Find each line holding "Loss" and copy it out.

──────── ENTRIES PROVIDED ────────

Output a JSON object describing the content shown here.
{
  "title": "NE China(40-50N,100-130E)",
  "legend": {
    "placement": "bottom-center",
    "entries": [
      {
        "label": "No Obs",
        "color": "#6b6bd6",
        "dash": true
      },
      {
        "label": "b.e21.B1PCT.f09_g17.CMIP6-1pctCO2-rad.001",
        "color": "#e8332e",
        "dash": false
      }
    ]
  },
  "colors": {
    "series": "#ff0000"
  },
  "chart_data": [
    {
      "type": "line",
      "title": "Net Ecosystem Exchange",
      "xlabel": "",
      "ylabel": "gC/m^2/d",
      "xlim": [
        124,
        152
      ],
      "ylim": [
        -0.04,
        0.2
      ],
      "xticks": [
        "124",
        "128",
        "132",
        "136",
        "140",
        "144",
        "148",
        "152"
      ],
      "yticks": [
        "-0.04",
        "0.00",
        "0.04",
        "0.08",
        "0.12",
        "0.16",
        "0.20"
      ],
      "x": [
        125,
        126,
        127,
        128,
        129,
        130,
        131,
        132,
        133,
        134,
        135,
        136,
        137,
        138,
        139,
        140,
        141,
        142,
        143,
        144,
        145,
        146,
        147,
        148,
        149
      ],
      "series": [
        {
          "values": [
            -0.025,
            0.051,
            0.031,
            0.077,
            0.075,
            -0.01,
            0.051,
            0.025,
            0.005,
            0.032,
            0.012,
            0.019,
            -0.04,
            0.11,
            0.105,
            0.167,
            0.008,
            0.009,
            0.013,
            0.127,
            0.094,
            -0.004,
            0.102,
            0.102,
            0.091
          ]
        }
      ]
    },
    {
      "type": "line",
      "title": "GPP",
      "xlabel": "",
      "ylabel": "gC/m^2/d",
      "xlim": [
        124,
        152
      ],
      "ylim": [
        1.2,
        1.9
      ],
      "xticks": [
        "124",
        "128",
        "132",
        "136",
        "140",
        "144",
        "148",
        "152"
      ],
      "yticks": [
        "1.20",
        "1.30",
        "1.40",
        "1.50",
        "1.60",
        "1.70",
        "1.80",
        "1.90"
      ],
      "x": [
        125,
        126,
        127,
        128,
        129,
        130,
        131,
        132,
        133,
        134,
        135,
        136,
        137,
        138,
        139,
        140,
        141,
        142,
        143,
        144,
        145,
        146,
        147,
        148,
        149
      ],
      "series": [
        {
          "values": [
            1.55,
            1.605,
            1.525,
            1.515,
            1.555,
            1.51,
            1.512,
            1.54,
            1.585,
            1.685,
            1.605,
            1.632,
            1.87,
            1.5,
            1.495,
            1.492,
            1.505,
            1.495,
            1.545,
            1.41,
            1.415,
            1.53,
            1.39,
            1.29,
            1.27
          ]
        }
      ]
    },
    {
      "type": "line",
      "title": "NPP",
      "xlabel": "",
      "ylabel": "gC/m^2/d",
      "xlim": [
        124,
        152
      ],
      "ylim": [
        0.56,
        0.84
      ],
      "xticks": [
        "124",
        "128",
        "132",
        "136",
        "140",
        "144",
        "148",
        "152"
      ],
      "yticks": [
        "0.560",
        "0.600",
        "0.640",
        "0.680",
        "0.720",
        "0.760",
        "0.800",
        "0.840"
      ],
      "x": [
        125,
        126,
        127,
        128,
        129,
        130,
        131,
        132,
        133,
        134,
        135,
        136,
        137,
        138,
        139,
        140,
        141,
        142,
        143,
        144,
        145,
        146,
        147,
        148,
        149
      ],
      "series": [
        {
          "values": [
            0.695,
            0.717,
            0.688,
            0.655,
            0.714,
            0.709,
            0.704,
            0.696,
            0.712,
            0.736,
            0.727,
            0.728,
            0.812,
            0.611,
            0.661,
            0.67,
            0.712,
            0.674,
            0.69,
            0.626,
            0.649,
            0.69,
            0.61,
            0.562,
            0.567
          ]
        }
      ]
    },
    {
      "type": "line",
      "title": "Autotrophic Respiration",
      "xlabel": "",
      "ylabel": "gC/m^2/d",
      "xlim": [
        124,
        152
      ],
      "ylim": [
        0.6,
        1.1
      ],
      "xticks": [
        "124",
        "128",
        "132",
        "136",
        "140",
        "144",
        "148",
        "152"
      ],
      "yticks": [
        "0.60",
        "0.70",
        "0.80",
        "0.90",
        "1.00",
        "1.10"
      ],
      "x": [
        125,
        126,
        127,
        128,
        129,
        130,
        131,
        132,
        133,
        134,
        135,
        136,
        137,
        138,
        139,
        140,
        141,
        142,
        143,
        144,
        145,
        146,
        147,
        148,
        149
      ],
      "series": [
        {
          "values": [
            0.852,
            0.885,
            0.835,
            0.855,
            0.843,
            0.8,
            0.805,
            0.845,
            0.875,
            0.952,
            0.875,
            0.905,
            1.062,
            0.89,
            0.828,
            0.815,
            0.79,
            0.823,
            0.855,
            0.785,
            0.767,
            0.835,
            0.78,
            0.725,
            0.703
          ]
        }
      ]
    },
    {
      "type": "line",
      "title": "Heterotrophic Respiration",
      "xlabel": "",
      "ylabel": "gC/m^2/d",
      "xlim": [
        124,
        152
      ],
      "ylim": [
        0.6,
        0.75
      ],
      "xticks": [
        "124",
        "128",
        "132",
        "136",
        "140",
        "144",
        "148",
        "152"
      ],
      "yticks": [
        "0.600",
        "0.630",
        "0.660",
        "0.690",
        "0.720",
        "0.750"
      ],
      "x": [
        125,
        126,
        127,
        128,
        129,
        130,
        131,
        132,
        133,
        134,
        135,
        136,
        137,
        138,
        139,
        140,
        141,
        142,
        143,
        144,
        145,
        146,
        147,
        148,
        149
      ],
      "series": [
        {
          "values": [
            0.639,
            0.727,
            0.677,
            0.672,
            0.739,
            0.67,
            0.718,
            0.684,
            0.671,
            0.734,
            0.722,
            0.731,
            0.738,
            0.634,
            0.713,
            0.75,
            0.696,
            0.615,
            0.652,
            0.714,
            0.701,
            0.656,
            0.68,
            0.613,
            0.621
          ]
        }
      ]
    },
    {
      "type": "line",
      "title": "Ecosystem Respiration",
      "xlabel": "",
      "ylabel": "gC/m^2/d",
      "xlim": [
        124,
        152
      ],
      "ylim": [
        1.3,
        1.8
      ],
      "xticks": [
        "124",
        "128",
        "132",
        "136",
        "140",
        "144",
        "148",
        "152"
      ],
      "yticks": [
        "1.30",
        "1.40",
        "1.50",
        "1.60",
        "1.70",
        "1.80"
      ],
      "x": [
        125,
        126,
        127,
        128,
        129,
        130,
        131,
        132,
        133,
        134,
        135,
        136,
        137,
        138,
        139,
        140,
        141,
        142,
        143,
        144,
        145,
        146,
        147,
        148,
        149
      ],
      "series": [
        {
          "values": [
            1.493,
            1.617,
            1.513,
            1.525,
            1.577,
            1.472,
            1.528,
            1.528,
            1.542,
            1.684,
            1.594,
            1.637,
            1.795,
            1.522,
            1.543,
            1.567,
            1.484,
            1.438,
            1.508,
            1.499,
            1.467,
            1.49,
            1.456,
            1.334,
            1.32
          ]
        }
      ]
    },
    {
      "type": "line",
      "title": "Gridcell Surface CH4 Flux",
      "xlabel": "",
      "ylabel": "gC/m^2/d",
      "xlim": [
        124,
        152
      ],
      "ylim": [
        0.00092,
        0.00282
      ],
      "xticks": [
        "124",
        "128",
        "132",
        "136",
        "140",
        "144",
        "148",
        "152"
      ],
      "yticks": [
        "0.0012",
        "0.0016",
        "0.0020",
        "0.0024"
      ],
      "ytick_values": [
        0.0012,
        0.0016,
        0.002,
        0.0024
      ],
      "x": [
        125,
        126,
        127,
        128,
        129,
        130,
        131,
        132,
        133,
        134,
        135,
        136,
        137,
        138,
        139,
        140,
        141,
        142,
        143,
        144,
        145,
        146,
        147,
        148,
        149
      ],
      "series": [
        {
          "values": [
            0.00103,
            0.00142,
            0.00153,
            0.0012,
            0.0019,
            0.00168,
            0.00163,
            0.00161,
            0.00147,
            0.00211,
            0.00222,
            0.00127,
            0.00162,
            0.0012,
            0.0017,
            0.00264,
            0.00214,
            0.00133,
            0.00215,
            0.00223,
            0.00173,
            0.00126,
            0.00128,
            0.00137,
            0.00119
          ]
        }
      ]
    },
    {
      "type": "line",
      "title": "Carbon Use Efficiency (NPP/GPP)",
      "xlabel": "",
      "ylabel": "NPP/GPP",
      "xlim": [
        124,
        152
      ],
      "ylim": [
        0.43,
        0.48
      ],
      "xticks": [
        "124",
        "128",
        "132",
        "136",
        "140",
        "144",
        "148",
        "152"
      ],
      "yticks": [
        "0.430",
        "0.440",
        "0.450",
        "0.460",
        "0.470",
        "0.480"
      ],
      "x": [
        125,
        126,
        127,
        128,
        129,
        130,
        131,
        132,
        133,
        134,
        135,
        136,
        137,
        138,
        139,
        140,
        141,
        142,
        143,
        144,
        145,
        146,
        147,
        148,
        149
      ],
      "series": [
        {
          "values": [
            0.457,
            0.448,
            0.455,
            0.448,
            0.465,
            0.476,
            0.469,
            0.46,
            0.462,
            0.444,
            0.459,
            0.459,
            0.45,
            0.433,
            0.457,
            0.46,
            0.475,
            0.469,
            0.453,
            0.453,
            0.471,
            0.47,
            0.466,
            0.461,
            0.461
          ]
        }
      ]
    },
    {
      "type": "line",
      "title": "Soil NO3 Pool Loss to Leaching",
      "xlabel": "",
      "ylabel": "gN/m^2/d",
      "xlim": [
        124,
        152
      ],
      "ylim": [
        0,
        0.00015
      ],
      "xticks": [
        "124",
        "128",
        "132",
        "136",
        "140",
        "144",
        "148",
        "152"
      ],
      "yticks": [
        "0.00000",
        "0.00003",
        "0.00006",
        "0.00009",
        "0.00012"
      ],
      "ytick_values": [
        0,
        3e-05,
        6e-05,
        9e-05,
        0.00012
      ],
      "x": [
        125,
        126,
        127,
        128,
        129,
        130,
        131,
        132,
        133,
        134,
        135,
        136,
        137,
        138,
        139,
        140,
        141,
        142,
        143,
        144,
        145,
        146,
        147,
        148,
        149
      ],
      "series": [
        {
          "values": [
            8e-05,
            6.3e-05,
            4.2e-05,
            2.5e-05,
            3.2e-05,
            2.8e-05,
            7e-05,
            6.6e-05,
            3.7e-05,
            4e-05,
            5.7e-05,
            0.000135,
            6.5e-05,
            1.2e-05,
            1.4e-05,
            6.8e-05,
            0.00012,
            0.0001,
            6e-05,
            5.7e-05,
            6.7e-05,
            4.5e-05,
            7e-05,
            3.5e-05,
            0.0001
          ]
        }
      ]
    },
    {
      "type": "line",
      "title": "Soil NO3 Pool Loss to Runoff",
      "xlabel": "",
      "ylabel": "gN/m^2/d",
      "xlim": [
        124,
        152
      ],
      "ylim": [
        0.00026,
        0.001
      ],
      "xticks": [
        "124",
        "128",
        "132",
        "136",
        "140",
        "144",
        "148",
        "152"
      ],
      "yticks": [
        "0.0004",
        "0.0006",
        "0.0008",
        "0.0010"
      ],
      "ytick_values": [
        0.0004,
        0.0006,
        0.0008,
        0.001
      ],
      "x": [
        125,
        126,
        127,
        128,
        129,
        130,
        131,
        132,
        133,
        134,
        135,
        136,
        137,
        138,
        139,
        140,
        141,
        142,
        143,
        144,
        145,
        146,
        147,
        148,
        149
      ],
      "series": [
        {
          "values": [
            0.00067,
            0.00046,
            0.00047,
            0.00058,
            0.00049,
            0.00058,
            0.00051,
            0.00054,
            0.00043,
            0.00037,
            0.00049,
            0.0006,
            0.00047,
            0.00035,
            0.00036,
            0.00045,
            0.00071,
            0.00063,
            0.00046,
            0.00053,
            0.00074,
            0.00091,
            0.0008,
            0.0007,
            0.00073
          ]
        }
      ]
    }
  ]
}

────────

**FINISHED ANSWER:**
      "title": "Soil NO3 Pool Loss to Leaching",
      "title": "Soil NO3 Pool Loss to Runoff",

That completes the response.